• _What is required_: Go through the listing and return every line with "celebrating" in it.
___
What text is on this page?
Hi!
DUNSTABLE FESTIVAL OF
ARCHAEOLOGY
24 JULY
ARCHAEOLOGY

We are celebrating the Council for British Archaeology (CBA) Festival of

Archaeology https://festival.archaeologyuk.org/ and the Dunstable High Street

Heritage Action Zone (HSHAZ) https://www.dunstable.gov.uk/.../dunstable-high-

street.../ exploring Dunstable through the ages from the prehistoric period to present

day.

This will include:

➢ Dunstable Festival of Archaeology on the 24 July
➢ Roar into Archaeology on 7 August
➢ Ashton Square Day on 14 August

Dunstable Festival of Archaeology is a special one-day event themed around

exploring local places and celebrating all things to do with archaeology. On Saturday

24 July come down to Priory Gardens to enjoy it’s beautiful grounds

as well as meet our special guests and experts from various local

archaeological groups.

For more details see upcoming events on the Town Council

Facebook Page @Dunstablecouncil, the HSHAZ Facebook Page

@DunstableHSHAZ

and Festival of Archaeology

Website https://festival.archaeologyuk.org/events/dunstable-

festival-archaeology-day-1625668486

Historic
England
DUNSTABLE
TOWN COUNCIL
___
• _The result_:
We are celebrating the Council for British Archaeology (CBA) Festival of
exploring local places and celebrating all things to do with archaeology. On Saturday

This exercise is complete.